**Provided data**
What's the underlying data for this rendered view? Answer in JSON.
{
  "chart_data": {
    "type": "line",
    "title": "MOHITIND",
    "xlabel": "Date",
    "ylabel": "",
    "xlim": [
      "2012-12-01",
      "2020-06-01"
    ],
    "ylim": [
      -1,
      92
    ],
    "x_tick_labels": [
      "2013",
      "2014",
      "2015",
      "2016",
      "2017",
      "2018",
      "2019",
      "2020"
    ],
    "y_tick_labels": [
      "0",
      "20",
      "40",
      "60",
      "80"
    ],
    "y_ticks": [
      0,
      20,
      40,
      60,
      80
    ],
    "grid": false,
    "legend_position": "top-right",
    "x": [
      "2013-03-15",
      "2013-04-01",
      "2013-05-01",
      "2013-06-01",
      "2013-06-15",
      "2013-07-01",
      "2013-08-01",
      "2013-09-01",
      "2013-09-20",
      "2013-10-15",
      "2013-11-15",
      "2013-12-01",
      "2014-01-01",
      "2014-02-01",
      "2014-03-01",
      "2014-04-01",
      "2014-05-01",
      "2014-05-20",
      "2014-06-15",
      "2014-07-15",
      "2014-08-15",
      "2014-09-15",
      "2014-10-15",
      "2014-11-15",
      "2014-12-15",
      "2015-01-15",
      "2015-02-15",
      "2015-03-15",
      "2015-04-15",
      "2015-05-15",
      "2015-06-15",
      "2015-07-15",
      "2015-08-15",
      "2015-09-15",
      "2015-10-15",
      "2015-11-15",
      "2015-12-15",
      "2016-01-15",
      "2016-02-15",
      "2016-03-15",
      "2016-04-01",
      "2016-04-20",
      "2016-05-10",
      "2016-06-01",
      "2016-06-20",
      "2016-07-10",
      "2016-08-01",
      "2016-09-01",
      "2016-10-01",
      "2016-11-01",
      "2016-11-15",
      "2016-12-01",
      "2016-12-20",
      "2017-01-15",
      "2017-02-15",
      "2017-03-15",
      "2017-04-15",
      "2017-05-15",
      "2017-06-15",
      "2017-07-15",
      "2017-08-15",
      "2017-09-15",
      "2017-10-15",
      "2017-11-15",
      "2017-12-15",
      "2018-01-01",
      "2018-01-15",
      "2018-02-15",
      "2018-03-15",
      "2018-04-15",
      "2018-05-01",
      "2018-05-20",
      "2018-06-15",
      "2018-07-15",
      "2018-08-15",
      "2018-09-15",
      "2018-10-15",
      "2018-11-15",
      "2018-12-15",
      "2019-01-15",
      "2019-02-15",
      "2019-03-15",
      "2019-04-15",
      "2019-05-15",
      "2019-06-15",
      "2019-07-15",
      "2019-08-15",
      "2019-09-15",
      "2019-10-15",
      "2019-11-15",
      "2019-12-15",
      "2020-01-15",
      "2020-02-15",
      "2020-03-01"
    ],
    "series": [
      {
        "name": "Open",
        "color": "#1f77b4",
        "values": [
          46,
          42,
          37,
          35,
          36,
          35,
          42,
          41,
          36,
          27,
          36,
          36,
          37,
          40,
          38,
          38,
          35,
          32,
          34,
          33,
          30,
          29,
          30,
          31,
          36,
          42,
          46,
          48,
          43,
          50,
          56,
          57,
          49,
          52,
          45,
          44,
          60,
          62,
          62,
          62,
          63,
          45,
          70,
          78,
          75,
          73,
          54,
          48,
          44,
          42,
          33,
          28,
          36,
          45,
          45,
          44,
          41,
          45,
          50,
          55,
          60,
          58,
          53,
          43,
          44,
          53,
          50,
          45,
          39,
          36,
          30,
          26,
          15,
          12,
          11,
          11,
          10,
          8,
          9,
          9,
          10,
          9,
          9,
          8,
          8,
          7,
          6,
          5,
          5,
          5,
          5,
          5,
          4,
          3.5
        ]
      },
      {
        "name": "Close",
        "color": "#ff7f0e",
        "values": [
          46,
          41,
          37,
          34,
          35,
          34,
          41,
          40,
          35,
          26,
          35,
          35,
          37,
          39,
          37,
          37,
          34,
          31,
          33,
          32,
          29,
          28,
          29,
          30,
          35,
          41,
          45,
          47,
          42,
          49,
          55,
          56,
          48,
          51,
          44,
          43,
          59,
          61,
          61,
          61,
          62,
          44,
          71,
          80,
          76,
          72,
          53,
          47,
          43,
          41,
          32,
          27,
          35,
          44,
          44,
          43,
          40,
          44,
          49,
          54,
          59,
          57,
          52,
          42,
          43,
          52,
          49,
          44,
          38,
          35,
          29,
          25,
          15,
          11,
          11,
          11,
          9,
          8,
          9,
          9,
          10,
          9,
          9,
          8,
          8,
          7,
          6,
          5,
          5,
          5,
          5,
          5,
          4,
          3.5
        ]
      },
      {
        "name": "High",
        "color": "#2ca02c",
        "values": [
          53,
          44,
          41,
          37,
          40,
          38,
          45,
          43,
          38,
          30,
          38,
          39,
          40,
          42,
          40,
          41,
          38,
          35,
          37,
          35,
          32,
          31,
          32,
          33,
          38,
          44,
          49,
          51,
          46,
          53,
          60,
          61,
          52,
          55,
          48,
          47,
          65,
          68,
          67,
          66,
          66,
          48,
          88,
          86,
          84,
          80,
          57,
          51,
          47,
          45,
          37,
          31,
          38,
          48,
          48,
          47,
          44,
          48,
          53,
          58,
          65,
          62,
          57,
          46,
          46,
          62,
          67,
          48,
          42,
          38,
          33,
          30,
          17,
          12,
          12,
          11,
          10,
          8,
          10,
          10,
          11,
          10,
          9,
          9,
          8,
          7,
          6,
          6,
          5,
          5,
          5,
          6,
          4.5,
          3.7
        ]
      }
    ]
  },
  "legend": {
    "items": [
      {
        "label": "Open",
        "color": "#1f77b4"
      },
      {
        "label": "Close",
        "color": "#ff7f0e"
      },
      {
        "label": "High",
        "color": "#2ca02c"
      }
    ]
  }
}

**Instructions to follow**
Each record above must be given again exactly.

**Solution to the exercise**
What's the underlying data for this rendered view? Answer in JSON.
{
  "chart_data": {
    "type": "line",
    "title": "MOHITIND",
    "xlabel": "Date",
    "ylabel": "",
    "xlim": [
      "2012-12-01",
      "2020-06-01"
    ],
    "ylim": [
      -1,
      92
    ],
    "x_tick_labels": [
      "2013",
      "2014",
      "2015",
      "2016",
      "2017",
      "2018",
      "2019",
      "2020"
    ],
    "y_tick_labels": [
      "0",
      "20",
      "40",
      "60",
      "80"
    ],
    "y_ticks": [
      0,
      20,
      40,
      60,
      80
    ],
    "grid": false,
    "legend_position": "top-right",
    "x": [
      "2013-03-15",
      "2013-04-01",
      "2013-05-01",
      "2013-06-01",
      "2013-06-15",
      "2013-07-01",
      "2013-08-01",
      "2013-09-01",
      "2013-09-20",
      "2013-10-15",
      "2013-11-15",
      "2013-12-01",
      "2014-01-01",
      "2014-02-01",
      "2014-03-01",
      "2014-04-01",
      "2014-05-01",
      "2014-05-20",
      "2014-06-15",
      "2014-07-15",
      "2014-08-15",
      "2014-09-15",
      "2014-10-15",
      "2014-11-15",
      "2014-12-15",
      "2015-01-15",
      "2015-02-15",
      "2015-03-15",
      "2015-04-15",
      "2015-05-15",
      "2015-06-15",
      "2015-07-15",
      "2015-08-15",
      "2015-09-15",
      "2015-10-15",
      "2015-11-15",
      "2015-12-15",
      "2016-01-15",
      "2016-02-15",
      "2016-03-15",
      "2016-04-01",
      "2016-04-20",
      "2016-05-10",
      "2016-06-01",
      "2016-06-20",
      "2016-07-10",
      "2016-08-01",
      "2016-09-01",
      "2016-10-01",
      "2016-11-01",
      "2016-11-15",
      "2016-12-01",
      "2016-12-20",
      "2017-01-15",
      "2017-02-15",
      "2017-03-15",
      "2017-04-15",
      "2017-05-15",
      "2017-06-15",
      "2017-07-15",
      "2017-08-15",
      "2017-09-15",
      "2017-10-15",
      "2017-11-15",
      "2017-12-15",
      "2018-01-01",
      "2018-01-15",
      "2018-02-15",
      "2018-03-15",
      "2018-04-15",
      "2018-05-01",
      "2018-05-20",
      "2018-06-15",
      "2018-07-15",
      "2018-08-15",
      "2018-09-15",
      "2018-10-15",
      "2018-11-15",
      "2018-12-15",
      "2019-01-15",
      "2019-02-15",
      "2019-03-15",
      "2019-04-15",
      "2019-05-15",
      "2019-06-15",
      "2019-07-15",
      "2019-08-15",
      "2019-09-15",
      "2019-10-15",
      "2019-11-15",
      "2019-12-15",
      "2020-01-15",
      "2020-02-15",
      "2020-03-01"
    ],
    "series": [
      {
        "name": "Open",
        "color": "#1f77b4",
        "values": [
          46,
          42,
          37,
          35,
          36,
          35,
          42,
          41,
          36,
          27,
          36,
          36,
          37,
          40,
          38,
          38,
          35,
          32,
          34,
          33,
          30,
          29,
          30,
          31,
          36,
          42,
          46,
          48,
          43,
          50,
          56,
          57,
          49,
          52,
          45,
          44,
          60,
          62,
          62,
          62,
          63,
          45,
          70,
          78,
          75,
          73,
          54,
          48,
          44,
          42,
          33,
          28,
          36,
          45,
          45,
          44,
          41,
          45,
          50,
          55,
          60,
          58,
          53,
          43,
          44,
          53,
          50,
          45,
          39,
          36,
          30,
          26,
          15,
          12,
          11,
          11,
          10,
          8,
          9,
          9,
          10,
          9,
          9,
          8,
          8,
          7,
          6,
          5,
          5,
          5,
          5,
          5,
          4,
          3.5
        ]
      },
      {
        "name": "Close",
        "color": "#ff7f0e",
        "values": [
          46,
          41,
          37,
          34,
          35,
          34,
          41,
          40,
          35,
          26,
          35,
          35,
          37,
          39,
          37,
          37,
          34,
          31,
          33,
          32,
          29,
          28,
          29,
          30,
          35,
          41,
          45,
          47,
          42,
          49,
          55,
          56,
          48,
          51,
          44,
          43,
          59,
          61,
          61,
          61,
          62,
          44,
          71,
          80,
          76,
          72,
          53,
          47,
          43,
          41,
          32,
          27,
          35,
          44,
          44,
          43,
          40,
          44,
          49,
          54,
          59,
          57,
          52,
          42,
          43,
          52,
          49,
          44,
          38,
          35,
          29,
          25,
          15,
          11,
          11,
          11,
          9,
          8,
          9,
          9,
          10,
          9,
          9,
          8,
          8,
          7,
          6,
          5,
          5,
          5,
          5,
          5,
          4,
          3.5
        ]
      },
      {
        "name": "High",
        "color": "#2ca02c",
        "values": [
          53,
          44,
          41,
          37,
          40,
          38,
          45,
          43,
          38,
          30,
          38,
          39,
          40,
          42,
          40,
          41,
          38,
          35,
          37,
          35,
          32,
          31,
          32,
          33,
          38,
          44,
          49,
          51,
          46,
          53,
          60,
          61,
          52,
          55,
          48,
          47,
          65,
          68,
          67,
          66,
          66,
          48,
          88,
          86,
          84,
          80,
          57,
          51,
          47,
          45,
          37,
          31,
          38,
          48,
          48,
          47,
          44,
          48,
          53,
          58,
          65,
          62,
          57,
          46,
          46,
          62,
          67,
          48,
          42,
          38,
          33,
          30,
          17,
          12,
          12,
          11,
          10,
          8,
          10,
          10,
          11,
          10,
          9,
          9,
          8,
          7,
          6,
          6,
          5,
          5,
          5,
          6,
          4.5,
          3.7
        ]
      }
    ]
  },
  "legend": {
    "items": [
      {
        "label": "Open",
        "color": "#1f77b4"
      },
      {
        "label": "Close",
        "color": "#ff7f0e"
      },
      {
        "label": "High",
        "color": "#2ca02c"
      }
    ]
  }
}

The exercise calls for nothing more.